▶ [Record extracts]:
—————

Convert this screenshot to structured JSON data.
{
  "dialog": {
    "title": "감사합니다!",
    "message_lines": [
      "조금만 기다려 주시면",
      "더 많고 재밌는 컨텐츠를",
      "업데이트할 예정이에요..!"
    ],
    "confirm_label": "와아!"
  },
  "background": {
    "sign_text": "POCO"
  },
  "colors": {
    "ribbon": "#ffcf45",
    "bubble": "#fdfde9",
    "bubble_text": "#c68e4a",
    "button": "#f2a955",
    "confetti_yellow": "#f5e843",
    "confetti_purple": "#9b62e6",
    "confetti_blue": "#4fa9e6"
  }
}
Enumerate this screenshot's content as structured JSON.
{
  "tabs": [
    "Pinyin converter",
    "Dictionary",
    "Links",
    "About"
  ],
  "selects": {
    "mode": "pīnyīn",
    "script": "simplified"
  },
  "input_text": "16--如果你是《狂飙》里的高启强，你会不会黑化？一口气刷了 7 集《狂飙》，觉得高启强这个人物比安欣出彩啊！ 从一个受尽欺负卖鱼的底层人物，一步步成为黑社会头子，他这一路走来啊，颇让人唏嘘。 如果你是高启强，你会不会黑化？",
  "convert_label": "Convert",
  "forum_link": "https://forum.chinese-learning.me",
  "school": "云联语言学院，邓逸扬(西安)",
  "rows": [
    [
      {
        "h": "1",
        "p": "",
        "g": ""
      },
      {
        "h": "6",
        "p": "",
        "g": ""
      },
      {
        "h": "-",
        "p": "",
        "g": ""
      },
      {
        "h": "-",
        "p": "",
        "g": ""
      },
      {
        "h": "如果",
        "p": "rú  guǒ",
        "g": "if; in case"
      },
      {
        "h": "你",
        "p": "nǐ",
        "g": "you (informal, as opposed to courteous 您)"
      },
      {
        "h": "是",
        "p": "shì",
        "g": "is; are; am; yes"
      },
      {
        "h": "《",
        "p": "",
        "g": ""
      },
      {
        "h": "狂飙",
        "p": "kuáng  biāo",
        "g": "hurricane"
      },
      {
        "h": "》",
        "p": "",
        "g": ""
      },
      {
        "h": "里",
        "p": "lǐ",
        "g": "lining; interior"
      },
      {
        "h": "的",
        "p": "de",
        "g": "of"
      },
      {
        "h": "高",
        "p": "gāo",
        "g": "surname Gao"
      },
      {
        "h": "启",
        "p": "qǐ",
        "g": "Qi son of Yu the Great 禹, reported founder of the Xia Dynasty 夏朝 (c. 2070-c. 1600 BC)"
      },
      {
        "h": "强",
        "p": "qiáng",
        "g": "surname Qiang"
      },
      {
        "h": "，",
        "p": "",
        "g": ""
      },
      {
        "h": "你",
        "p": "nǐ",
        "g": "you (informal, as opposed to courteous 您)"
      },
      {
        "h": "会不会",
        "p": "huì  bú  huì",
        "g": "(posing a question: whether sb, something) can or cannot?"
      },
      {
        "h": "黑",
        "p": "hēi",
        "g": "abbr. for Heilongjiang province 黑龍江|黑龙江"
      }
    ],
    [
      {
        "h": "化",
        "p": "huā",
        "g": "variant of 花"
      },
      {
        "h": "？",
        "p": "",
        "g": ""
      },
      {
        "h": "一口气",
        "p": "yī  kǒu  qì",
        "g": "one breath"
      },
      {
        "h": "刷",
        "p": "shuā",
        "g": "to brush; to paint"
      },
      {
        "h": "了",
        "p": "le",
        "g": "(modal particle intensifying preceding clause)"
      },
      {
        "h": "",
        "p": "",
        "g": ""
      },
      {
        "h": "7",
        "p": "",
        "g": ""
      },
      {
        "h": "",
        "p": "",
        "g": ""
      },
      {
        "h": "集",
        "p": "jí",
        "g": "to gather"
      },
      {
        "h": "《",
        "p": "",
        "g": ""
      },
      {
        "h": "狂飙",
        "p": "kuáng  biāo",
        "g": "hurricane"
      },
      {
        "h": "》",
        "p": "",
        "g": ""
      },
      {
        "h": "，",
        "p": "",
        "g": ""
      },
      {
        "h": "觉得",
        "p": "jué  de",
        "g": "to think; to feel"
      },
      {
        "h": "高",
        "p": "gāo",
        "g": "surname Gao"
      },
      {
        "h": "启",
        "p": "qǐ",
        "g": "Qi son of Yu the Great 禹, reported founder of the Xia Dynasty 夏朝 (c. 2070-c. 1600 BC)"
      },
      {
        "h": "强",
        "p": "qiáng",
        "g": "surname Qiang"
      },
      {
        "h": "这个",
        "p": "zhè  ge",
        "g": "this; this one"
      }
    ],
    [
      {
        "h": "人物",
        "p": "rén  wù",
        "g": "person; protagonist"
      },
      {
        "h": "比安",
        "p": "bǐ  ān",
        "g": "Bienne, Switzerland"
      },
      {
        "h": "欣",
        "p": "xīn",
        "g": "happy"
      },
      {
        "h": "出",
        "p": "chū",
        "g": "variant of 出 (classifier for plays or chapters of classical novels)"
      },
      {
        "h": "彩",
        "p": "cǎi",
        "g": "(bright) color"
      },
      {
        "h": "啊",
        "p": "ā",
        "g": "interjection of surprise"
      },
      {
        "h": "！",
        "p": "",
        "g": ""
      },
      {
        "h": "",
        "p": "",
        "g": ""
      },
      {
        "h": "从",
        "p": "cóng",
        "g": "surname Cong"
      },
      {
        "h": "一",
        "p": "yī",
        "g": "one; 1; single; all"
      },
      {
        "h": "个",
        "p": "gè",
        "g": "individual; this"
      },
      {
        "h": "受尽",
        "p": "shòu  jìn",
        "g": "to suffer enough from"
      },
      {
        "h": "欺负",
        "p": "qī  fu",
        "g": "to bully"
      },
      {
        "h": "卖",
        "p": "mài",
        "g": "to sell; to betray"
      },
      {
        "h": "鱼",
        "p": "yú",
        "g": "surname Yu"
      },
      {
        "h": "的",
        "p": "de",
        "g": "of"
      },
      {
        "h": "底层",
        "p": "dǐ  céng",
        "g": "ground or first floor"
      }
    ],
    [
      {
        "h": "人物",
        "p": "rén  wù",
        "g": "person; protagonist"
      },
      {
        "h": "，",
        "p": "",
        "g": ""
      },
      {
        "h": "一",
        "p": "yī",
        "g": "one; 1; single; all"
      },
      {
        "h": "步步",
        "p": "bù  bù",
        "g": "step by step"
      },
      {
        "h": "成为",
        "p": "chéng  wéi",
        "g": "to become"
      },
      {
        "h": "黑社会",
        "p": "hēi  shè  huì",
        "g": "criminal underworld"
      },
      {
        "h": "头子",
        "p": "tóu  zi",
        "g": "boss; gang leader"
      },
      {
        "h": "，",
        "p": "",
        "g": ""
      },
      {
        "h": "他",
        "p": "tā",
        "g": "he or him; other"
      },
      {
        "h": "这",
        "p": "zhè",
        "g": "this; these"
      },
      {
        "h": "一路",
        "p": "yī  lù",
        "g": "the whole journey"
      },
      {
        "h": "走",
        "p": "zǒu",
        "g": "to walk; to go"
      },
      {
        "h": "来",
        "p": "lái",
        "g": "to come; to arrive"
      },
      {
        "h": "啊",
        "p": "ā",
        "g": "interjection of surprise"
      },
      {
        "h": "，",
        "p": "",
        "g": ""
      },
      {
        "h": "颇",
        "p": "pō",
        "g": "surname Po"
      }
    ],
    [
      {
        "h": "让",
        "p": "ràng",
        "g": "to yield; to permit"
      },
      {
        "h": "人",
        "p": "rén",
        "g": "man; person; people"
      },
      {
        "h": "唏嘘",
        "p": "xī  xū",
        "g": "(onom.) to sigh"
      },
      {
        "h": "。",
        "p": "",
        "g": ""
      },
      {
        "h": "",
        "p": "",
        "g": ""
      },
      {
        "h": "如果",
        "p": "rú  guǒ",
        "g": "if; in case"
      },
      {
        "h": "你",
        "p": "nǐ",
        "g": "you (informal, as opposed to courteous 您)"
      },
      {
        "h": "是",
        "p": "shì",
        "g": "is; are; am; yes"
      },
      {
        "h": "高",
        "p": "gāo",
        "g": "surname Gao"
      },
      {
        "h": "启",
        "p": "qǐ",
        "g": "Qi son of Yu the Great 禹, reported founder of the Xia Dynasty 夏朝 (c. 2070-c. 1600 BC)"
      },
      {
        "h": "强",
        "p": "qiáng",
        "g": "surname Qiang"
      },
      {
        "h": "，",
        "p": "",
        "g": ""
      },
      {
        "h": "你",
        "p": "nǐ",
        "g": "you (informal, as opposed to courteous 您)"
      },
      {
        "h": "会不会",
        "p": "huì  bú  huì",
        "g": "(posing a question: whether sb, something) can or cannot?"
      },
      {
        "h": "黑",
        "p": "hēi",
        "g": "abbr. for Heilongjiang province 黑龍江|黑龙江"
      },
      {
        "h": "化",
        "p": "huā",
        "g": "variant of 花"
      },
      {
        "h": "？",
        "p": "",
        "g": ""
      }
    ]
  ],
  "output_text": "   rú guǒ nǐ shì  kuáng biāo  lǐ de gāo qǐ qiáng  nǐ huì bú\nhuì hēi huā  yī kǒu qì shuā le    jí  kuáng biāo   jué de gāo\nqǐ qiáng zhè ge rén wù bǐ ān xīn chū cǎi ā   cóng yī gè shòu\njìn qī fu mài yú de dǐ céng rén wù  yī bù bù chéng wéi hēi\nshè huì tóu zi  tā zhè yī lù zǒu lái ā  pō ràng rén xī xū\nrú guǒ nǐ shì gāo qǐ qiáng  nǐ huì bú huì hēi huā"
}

—————

Above is a listing; report how many of its lines include the word "ràng", giving the number only.

2